*TASK GOAL*. Gather up every line that includes the string "downs".

(Part of a data file)
_ _ _ _ _

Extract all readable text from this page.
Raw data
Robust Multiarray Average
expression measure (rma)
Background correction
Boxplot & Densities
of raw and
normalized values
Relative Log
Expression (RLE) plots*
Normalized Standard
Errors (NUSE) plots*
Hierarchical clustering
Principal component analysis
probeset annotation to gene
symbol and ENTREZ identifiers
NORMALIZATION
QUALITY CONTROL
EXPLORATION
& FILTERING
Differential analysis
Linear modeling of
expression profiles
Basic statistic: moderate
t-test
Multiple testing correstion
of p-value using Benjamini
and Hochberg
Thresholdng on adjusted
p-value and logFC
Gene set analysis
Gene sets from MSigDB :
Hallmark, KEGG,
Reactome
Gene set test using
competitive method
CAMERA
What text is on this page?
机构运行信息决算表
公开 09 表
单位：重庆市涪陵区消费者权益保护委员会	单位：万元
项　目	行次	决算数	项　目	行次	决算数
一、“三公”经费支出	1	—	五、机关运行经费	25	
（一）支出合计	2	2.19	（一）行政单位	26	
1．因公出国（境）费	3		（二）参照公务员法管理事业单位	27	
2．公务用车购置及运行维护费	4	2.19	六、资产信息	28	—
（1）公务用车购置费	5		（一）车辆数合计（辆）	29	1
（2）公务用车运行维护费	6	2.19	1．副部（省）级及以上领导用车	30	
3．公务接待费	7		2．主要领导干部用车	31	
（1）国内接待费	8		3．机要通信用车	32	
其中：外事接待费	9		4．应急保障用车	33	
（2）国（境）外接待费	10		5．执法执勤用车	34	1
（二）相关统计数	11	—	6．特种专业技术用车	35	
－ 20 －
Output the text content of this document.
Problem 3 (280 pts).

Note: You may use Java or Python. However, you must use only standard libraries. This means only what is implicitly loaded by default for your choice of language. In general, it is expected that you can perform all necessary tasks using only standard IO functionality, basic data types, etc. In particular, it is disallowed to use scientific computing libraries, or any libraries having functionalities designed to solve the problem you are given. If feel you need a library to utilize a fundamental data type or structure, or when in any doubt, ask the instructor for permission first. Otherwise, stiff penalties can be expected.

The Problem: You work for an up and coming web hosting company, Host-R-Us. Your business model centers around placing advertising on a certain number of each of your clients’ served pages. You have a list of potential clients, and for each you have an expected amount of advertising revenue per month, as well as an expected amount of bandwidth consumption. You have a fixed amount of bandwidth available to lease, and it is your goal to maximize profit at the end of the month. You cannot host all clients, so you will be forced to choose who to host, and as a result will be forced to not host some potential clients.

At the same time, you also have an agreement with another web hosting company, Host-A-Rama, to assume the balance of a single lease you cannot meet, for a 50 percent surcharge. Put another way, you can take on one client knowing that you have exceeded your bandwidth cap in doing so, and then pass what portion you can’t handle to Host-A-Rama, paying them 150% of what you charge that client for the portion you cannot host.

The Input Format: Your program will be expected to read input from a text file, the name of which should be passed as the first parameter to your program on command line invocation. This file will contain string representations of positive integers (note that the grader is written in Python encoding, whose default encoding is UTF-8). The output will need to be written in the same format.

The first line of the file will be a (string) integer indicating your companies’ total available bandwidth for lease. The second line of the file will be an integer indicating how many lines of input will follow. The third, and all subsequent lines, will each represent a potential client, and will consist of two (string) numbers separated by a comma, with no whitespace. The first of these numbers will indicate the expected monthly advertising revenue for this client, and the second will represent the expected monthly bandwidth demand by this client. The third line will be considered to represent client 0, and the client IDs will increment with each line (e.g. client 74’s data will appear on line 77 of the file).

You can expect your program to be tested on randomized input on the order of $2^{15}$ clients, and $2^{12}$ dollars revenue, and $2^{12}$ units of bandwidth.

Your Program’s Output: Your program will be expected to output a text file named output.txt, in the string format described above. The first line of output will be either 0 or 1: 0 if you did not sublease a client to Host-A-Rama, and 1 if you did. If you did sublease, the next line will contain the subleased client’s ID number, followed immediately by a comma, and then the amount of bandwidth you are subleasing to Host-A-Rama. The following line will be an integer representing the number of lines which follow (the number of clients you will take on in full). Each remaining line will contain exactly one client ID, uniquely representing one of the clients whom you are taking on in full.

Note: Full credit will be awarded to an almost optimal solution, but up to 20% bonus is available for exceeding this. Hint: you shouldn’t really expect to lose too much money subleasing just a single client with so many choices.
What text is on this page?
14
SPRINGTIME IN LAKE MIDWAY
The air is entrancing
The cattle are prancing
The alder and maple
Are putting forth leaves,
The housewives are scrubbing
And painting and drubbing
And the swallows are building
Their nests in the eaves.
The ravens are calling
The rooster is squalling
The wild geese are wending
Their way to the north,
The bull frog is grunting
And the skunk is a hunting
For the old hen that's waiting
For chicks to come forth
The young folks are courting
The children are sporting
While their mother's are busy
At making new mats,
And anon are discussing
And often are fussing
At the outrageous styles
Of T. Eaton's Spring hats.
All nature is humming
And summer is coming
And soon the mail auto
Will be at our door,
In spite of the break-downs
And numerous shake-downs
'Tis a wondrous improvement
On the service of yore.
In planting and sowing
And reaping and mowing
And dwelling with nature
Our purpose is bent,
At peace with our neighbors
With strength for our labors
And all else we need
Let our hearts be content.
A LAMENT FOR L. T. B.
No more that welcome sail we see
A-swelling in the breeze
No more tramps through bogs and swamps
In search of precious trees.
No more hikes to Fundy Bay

_ _ _ _ _

*COMPLETED EXERCISE*.
In spite of the break-downs
And numerous shake-downs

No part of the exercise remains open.